Go through the listing below and list every line with "text".

┌─ Data in this exercise

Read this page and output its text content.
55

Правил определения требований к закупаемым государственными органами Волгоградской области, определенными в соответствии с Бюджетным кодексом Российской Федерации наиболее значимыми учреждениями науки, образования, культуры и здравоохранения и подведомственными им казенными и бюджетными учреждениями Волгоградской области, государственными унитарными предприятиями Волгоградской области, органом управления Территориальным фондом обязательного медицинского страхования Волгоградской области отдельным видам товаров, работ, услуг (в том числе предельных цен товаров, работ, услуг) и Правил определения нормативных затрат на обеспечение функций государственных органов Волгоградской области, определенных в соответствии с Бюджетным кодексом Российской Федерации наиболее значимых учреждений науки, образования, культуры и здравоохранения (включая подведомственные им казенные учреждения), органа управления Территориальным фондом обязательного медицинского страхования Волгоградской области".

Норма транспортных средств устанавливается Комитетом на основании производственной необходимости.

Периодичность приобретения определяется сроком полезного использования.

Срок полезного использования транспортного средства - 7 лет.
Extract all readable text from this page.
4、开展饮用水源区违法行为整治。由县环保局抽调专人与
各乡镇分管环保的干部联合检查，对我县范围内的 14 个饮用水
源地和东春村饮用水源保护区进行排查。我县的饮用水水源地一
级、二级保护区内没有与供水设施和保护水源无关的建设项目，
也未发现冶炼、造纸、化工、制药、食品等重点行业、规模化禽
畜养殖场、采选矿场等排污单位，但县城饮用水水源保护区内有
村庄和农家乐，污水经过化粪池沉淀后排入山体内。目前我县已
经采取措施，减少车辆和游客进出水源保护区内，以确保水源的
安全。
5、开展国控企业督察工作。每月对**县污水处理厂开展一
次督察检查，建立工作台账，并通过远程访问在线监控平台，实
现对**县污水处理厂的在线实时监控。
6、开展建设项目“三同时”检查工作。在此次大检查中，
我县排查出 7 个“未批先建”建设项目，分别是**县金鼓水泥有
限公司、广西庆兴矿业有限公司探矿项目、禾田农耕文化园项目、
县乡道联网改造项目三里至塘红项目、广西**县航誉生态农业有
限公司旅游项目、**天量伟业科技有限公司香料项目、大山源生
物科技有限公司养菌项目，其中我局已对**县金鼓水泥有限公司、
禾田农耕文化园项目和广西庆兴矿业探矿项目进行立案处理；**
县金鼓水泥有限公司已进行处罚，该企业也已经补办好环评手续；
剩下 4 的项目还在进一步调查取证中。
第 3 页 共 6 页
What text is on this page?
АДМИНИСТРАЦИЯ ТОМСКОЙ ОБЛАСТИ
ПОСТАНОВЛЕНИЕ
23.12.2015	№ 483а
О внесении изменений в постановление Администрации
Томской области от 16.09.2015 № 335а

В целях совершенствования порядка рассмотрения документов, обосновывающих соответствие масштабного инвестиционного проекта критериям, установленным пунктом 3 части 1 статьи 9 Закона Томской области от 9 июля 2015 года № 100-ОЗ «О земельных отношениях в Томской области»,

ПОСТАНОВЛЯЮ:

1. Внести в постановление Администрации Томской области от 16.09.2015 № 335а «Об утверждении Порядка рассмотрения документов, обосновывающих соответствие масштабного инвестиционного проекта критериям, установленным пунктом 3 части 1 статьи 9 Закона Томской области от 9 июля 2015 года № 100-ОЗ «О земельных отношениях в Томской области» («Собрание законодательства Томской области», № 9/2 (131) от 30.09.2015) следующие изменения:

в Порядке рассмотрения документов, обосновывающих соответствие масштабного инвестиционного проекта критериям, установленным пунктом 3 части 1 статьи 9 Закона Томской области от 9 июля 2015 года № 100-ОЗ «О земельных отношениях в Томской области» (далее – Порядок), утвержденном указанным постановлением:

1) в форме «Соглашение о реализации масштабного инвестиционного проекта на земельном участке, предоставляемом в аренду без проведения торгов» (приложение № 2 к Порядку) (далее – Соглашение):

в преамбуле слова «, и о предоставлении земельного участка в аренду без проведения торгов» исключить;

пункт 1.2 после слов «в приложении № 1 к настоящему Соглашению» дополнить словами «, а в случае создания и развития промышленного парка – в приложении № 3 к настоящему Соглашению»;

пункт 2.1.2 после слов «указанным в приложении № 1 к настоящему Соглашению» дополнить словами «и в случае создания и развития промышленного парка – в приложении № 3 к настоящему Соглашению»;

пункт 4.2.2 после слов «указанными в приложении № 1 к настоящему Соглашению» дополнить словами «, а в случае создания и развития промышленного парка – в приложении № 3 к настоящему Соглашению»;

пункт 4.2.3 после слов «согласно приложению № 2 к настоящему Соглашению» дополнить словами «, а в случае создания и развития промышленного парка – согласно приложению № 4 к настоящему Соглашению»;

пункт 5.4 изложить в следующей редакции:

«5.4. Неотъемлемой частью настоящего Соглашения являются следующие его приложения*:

└─

▶ Result for this task:
Read this page and output its text content.
Extract all readable text from this page.
What text is on this page?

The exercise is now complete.